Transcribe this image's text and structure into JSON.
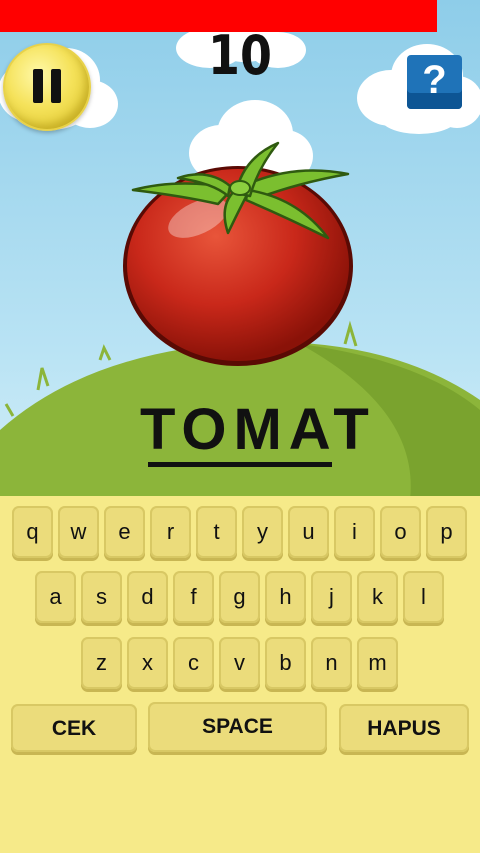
{
  "hud": {
    "score": "10",
    "timer_fraction": 0.91,
    "pause_icon": "pause-icon",
    "help_label": "?"
  },
  "puzzle": {
    "word": "TOMAT",
    "image": "tomato"
  },
  "keyboard": {
    "row1": [
      "q",
      "w",
      "e",
      "r",
      "t",
      "y",
      "u",
      "i",
      "o",
      "p"
    ],
    "row2": [
      "a",
      "s",
      "d",
      "f",
      "g",
      "h",
      "j",
      "k",
      "l"
    ],
    "row3": [
      "z",
      "x",
      "c",
      "v",
      "b",
      "n",
      "m"
    ],
    "check_label": "CEK",
    "space_label": "SPACE",
    "delete_label": "HAPUS"
  },
  "colors": {
    "timer": "#ff0000",
    "keyboard_bg": "#f6ea89",
    "key": "#ebdc7b",
    "help_button": "#1f73b8"
  }
}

#####

Copy out every line holding the string "image".

Transcribe this image's text and structure into JSON.
    "image": "tomato"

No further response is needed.